## PROVIDED DATA
********************

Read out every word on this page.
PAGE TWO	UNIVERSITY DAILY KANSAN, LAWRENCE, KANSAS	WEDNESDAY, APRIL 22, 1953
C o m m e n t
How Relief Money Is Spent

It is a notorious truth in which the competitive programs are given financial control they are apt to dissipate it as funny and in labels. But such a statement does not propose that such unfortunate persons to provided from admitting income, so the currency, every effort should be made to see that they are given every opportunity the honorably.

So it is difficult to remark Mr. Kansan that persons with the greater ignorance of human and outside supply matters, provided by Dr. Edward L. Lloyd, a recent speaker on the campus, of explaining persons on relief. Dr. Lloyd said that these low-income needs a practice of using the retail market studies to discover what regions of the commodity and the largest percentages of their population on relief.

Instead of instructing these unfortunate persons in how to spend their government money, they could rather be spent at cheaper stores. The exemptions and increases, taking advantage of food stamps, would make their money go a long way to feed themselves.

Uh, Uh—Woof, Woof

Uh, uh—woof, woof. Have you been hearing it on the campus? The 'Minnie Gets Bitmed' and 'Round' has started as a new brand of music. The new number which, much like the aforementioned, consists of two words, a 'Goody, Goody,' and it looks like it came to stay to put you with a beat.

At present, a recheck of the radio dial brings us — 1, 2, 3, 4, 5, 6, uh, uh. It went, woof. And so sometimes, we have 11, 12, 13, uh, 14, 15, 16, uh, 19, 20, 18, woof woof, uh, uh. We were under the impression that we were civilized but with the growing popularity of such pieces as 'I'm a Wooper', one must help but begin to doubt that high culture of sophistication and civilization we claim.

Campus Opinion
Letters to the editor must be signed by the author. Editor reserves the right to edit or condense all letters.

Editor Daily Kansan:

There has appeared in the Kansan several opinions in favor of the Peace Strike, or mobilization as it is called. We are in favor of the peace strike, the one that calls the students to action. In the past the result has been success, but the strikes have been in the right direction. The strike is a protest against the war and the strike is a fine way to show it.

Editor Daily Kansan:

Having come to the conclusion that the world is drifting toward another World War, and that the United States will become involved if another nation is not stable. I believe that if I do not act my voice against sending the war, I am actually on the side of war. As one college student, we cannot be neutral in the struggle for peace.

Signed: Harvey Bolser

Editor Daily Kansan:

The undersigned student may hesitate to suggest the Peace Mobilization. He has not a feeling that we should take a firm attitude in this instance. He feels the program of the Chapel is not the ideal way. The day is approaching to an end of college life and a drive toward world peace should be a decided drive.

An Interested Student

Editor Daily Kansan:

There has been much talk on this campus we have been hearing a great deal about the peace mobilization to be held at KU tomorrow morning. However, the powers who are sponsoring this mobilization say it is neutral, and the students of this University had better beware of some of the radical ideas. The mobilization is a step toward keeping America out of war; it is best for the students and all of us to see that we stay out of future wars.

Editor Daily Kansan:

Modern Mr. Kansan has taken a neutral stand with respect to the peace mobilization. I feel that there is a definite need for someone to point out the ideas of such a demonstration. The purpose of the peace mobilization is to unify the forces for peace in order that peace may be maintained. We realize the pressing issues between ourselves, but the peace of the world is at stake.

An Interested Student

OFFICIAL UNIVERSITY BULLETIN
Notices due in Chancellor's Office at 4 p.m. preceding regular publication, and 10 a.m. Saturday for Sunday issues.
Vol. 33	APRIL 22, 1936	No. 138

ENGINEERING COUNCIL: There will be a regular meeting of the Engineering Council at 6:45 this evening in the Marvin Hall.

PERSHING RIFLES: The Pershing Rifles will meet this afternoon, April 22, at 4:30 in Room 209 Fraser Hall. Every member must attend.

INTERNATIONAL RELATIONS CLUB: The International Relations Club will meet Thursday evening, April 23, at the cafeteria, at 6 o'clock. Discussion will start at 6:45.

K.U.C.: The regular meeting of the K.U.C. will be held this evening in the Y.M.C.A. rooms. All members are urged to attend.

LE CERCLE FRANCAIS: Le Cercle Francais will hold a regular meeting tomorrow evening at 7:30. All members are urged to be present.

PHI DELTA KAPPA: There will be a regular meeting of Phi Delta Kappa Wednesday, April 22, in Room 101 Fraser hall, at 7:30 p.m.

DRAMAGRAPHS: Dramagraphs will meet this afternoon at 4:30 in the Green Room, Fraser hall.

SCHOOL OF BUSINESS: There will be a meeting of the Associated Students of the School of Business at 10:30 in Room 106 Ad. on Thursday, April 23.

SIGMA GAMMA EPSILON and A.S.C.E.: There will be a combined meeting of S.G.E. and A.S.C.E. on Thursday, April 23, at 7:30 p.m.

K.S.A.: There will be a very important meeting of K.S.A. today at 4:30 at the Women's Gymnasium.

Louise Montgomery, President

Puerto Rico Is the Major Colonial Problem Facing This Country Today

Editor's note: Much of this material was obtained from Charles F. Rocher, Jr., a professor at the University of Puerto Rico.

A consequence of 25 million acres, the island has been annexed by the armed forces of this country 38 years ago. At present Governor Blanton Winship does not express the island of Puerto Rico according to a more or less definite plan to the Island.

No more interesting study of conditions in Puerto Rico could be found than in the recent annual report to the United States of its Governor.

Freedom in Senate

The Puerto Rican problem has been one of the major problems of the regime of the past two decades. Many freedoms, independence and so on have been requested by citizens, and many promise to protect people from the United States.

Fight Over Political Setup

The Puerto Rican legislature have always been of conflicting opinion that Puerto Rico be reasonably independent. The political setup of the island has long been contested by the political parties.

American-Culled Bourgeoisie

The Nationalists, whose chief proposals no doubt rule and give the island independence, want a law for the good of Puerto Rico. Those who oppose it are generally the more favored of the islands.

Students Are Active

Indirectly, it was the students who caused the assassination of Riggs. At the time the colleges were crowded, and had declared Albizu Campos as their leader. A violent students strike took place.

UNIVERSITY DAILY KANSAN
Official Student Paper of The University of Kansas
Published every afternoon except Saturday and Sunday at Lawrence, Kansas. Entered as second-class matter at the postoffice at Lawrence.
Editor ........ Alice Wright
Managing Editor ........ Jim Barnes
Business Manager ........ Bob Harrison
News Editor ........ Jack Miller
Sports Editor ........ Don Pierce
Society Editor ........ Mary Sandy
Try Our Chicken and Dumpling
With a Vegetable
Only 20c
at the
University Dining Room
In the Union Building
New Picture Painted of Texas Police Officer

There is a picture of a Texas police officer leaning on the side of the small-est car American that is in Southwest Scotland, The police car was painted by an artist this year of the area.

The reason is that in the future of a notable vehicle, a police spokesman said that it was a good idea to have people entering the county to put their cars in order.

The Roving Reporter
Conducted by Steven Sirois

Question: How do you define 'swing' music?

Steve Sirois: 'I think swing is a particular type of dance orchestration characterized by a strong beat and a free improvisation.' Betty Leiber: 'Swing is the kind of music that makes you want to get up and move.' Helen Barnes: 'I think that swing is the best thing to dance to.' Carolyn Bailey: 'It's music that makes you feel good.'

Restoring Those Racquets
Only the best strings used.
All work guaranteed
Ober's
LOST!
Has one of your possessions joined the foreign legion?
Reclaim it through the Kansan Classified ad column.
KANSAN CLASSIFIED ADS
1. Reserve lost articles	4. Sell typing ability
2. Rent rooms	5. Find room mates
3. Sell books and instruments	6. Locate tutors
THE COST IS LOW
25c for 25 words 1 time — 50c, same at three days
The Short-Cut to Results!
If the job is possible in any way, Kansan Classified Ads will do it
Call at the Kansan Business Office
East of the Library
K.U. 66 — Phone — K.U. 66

********************

## STATED TASK
Every entry in the listing must be retyped exactly.

## FINISHED EXERCISE
Read out every word on this page.
PAGE TWO	UNIVERSITY DAILY KANSAN, LAWRENCE, KANSAS	WEDNESDAY, APRIL 22, 1953
C o m m e n t
How Relief Money Is Spent

It is a notorious truth in which the competitive programs are given financial control they are apt to dissipate it as funny and in labels. But such a statement does not propose that such unfortunate persons to provided from admitting income, so the currency, every effort should be made to see that they are given every opportunity the honorably.

So it is difficult to remark Mr. Kansan that persons with the greater ignorance of human and outside supply matters, provided by Dr. Edward L. Lloyd, a recent speaker on the campus, of explaining persons on relief. Dr. Lloyd said that these low-income needs a practice of using the retail market studies to discover what regions of the commodity and the largest percentages of their population on relief.

Instead of instructing these unfortunate persons in how to spend their government money, they could rather be spent at cheaper stores. The exemptions and increases, taking advantage of food stamps, would make their money go a long way to feed themselves.

Uh, Uh—Woof, Woof

Uh, uh—woof, woof. Have you been hearing it on the campus? The 'Minnie Gets Bitmed' and 'Round' has started as a new brand of music. The new number which, much like the aforementioned, consists of two words, a 'Goody, Goody,' and it looks like it came to stay to put you with a beat.

At present, a recheck of the radio dial brings us — 1, 2, 3, 4, 5, 6, uh, uh. It went, woof. And so sometimes, we have 11, 12, 13, uh, 14, 15, 16, uh, 19, 20, 18, woof woof, uh, uh. We were under the impression that we were civilized but with the growing popularity of such pieces as 'I'm a Wooper', one must help but begin to doubt that high culture of sophistication and civilization we claim.

Campus Opinion
Letters to the editor must be signed by the author. Editor reserves the right to edit or condense all letters.

Editor Daily Kansan:

There has appeared in the Kansan several opinions in favor of the Peace Strike, or mobilization as it is called. We are in favor of the peace strike, the one that calls the students to action. In the past the result has been success, but the strikes have been in the right direction. The strike is a protest against the war and the strike is a fine way to show it.

Editor Daily Kansan:

Having come to the conclusion that the world is drifting toward another World War, and that the United States will become involved if another nation is not stable. I believe that if I do not act my voice against sending the war, I am actually on the side of war. As one college student, we cannot be neutral in the struggle for peace.

Signed: Harvey Bolser

Editor Daily Kansan:

The undersigned student may hesitate to suggest the Peace Mobilization. He has not a feeling that we should take a firm attitude in this instance. He feels the program of the Chapel is not the ideal way. The day is approaching to an end of college life and a drive toward world peace should be a decided drive.

An Interested Student

Editor Daily Kansan:

There has been much talk on this campus we have been hearing a great deal about the peace mobilization to be held at KU tomorrow morning. However, the powers who are sponsoring this mobilization say it is neutral, and the students of this University had better beware of some of the radical ideas. The mobilization is a step toward keeping America out of war; it is best for the students and all of us to see that we stay out of future wars.

Editor Daily Kansan:

Modern Mr. Kansan has taken a neutral stand with respect to the peace mobilization. I feel that there is a definite need for someone to point out the ideas of such a demonstration. The purpose of the peace mobilization is to unify the forces for peace in order that peace may be maintained. We realize the pressing issues between ourselves, but the peace of the world is at stake.

An Interested Student

OFFICIAL UNIVERSITY BULLETIN
Notices due in Chancellor's Office at 4 p.m. preceding regular publication, and 10 a.m. Saturday for Sunday issues.
Vol. 33	APRIL 22, 1936	No. 138

ENGINEERING COUNCIL: There will be a regular meeting of the Engineering Council at 6:45 this evening in the Marvin Hall.

PERSHING RIFLES: The Pershing Rifles will meet this afternoon, April 22, at 4:30 in Room 209 Fraser Hall. Every member must attend.

INTERNATIONAL RELATIONS CLUB: The International Relations Club will meet Thursday evening, April 23, at the cafeteria, at 6 o'clock. Discussion will start at 6:45.

K.U.C.: The regular meeting of the K.U.C. will be held this evening in the Y.M.C.A. rooms. All members are urged to attend.

LE CERCLE FRANCAIS: Le Cercle Francais will hold a regular meeting tomorrow evening at 7:30. All members are urged to be present.

PHI DELTA KAPPA: There will be a regular meeting of Phi Delta Kappa Wednesday, April 22, in Room 101 Fraser hall, at 7:30 p.m.

DRAMAGRAPHS: Dramagraphs will meet this afternoon at 4:30 in the Green Room, Fraser hall.

SCHOOL OF BUSINESS: There will be a meeting of the Associated Students of the School of Business at 10:30 in Room 106 Ad. on Thursday, April 23.

SIGMA GAMMA EPSILON and A.S.C.E.: There will be a combined meeting of S.G.E. and A.S.C.E. on Thursday, April 23, at 7:30 p.m.

K.S.A.: There will be a very important meeting of K.S.A. today at 4:30 at the Women's Gymnasium.

Louise Montgomery, President

Puerto Rico Is the Major Colonial Problem Facing This Country Today

Editor's note: Much of this material was obtained from Charles F. Rocher, Jr., a professor at the University of Puerto Rico.

A consequence of 25 million acres, the island has been annexed by the armed forces of this country 38 years ago. At present Governor Blanton Winship does not express the island of Puerto Rico according to a more or less definite plan to the Island.

No more interesting study of conditions in Puerto Rico could be found than in the recent annual report to the United States of its Governor.

Freedom in Senate

The Puerto Rican problem has been one of the major problems of the regime of the past two decades. Many freedoms, independence and so on have been requested by citizens, and many promise to protect people from the United States.

Fight Over Political Setup

The Puerto Rican legislature have always been of conflicting opinion that Puerto Rico be reasonably independent. The political setup of the island has long been contested by the political parties.

American-Culled Bourgeoisie

The Nationalists, whose chief proposals no doubt rule and give the island independence, want a law for the good of Puerto Rico. Those who oppose it are generally the more favored of the islands.

Students Are Active

Indirectly, it was the students who caused the assassination of Riggs. At the time the colleges were crowded, and had declared Albizu Campos as their leader. A violent students strike took place.

UNIVERSITY DAILY KANSAN
Official Student Paper of The University of Kansas
Published every afternoon except Saturday and Sunday at Lawrence, Kansas. Entered as second-class matter at the postoffice at Lawrence.
Editor ........ Alice Wright
Managing Editor ........ Jim Barnes
Business Manager ........ Bob Harrison
News Editor ........ Jack Miller
Sports Editor ........ Don Pierce
Society Editor ........ Mary Sandy
Try Our Chicken and Dumpling
With a Vegetable
Only 20c
at the
University Dining Room
In the Union Building
New Picture Painted of Texas Police Officer

There is a picture of a Texas police officer leaning on the side of the small-est car American that is in Southwest Scotland, The police car was painted by an artist this year of the area.

The reason is that in the future of a notable vehicle, a police spokesman said that it was a good idea to have people entering the county to put their cars in order.

The Roving Reporter
Conducted by Steven Sirois

Question: How do you define 'swing' music?

Steve Sirois: 'I think swing is a particular type of dance orchestration characterized by a strong beat and a free improvisation.' Betty Leiber: 'Swing is the kind of music that makes you want to get up and move.' Helen Barnes: 'I think that swing is the best thing to dance to.' Carolyn Bailey: 'It's music that makes you feel good.'

Restoring Those Racquets
Only the best strings used.
All work guaranteed
Ober's
LOST!
Has one of your possessions joined the foreign legion?
Reclaim it through the Kansan Classified ad column.
KANSAN CLASSIFIED ADS
1. Reserve lost articles	4. Sell typing ability
2. Rent rooms	5. Find room mates
3. Sell books and instruments	6. Locate tutors
THE COST IS LOW
25c for 25 words 1 time — 50c, same at three days
The Short-Cut to Results!
If the job is possible in any way, Kansan Classified Ads will do it
Call at the Kansan Business Office
East of the Library
K.U. 66 — Phone — K.U. 66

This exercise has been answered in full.